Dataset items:
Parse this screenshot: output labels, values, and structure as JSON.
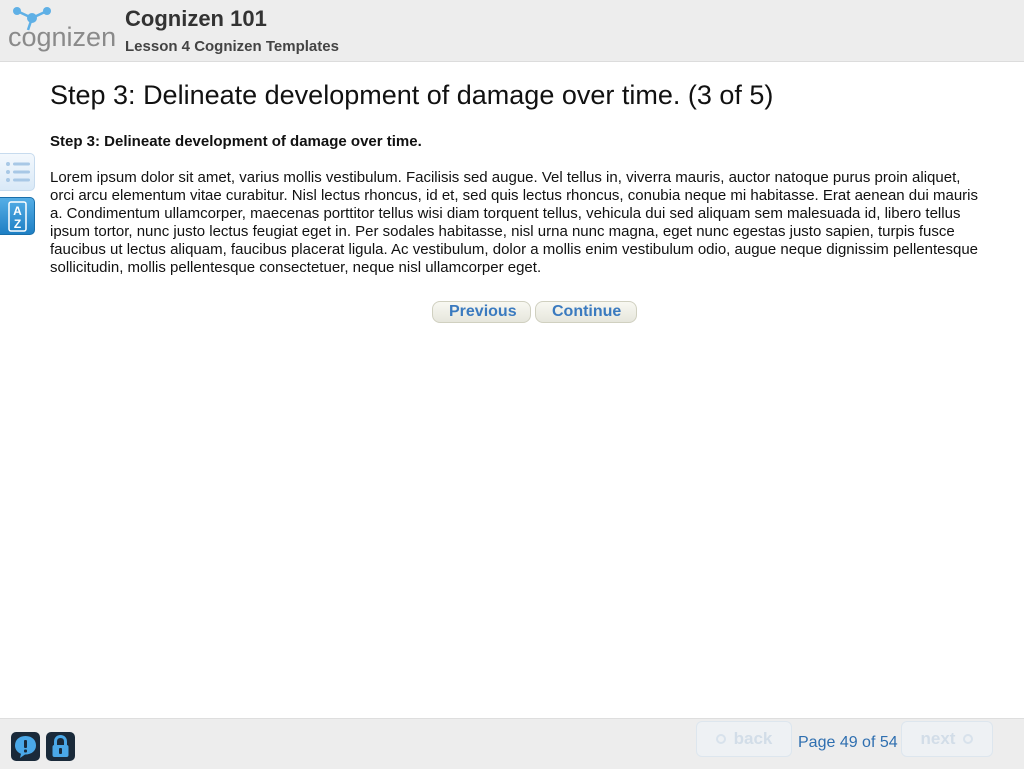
{
  "header": {
    "logo_text": "cognizen",
    "course_title": "Cognizen 101",
    "lesson_title": "Lesson 4 Cognizen Templates"
  },
  "content": {
    "page_title": "Step 3: Delineate development of damage over time.  (3 of 5)",
    "step_heading": "Step 3: Delineate development of damage over time.",
    "body": "Lorem ipsum dolor sit amet, varius mollis vestibulum. Facilisis sed augue. Vel tellus in, viverra mauris, auctor natoque purus proin aliquet, orci arcu elementum vitae curabitur. Nisl lectus rhoncus, id et, sed quis lectus rhoncus, conubia neque mi habitasse. Erat aenean dui mauris a. Condimentum ullamcorper, maecenas porttitor tellus wisi diam torquent tellus, vehicula dui sed aliquam sem malesuada id, libero tellus ipsum tortor, nunc justo lectus feugiat eget in. Per sodales habitasse, nisl urna nunc magna, eget nunc egestas justo sapien, turpis fusce faucibus ut lectus aliquam, faucibus placerat ligula. Ac vestibulum, dolor a mollis enim vestibulum odio, augue neque dignissim pellentesque sollicitudin, mollis pellentesque consectetuer, neque nisl ullamcorper eget."
  },
  "sidebar": {
    "toc_icon": "list-icon",
    "glossary_icon": "a-z-glossary-icon",
    "glossary_letters": [
      "A",
      "Z"
    ]
  },
  "buttons": {
    "previous": "Previous",
    "continue": "Continue"
  },
  "footer": {
    "help_icon": "help-speech-icon",
    "lock_icon": "lock-icon",
    "back_label": "back",
    "next_label": "next",
    "page_indicator": "Page 49 of 54"
  },
  "colors": {
    "accent_blue": "#3a7abf",
    "glossary_blue": "#1e7fc4",
    "header_bg": "#ededed"
  }
}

TASK GOAL →
Copy out each line word for word, please, skipping the images.

TASK RESPONSE →
Parse this screenshot: output labels, values, and structure as JSON.
{
  "header": {
    "logo_text": "cognizen",
    "course_title": "Cognizen 101",
    "lesson_title": "Lesson 4 Cognizen Templates"
  },
  "content": {
    "page_title": "Step 3: Delineate development of damage over time.  (3 of 5)",
    "step_heading": "Step 3: Delineate development of damage over time.",
    "body": "Lorem ipsum dolor sit amet, varius mollis vestibulum. Facilisis sed augue. Vel tellus in, viverra mauris, auctor natoque purus proin aliquet, orci arcu elementum vitae curabitur. Nisl lectus rhoncus, id et, sed quis lectus rhoncus, conubia neque mi habitasse. Erat aenean dui mauris a. Condimentum ullamcorper, maecenas porttitor tellus wisi diam torquent tellus, vehicula dui sed aliquam sem malesuada id, libero tellus ipsum tortor, nunc justo lectus feugiat eget in. Per sodales habitasse, nisl urna nunc magna, eget nunc egestas justo sapien, turpis fusce faucibus ut lectus aliquam, faucibus placerat ligula. Ac vestibulum, dolor a mollis enim vestibulum odio, augue neque dignissim pellentesque sollicitudin, mollis pellentesque consectetuer, neque nisl ullamcorper eget."
  },
  "sidebar": {
    "toc_icon": "list-icon",
    "glossary_icon": "a-z-glossary-icon",
    "glossary_letters": [
      "A",
      "Z"
    ]
  },
  "buttons": {
    "previous": "Previous",
    "continue": "Continue"
  },
  "footer": {
    "help_icon": "help-speech-icon",
    "lock_icon": "lock-icon",
    "back_label": "back",
    "next_label": "next",
    "page_indicator": "Page 49 of 54"
  },
  "colors": {
    "accent_blue": "#3a7abf",
    "glossary_blue": "#1e7fc4",
    "header_bg": "#ededed"
  }
}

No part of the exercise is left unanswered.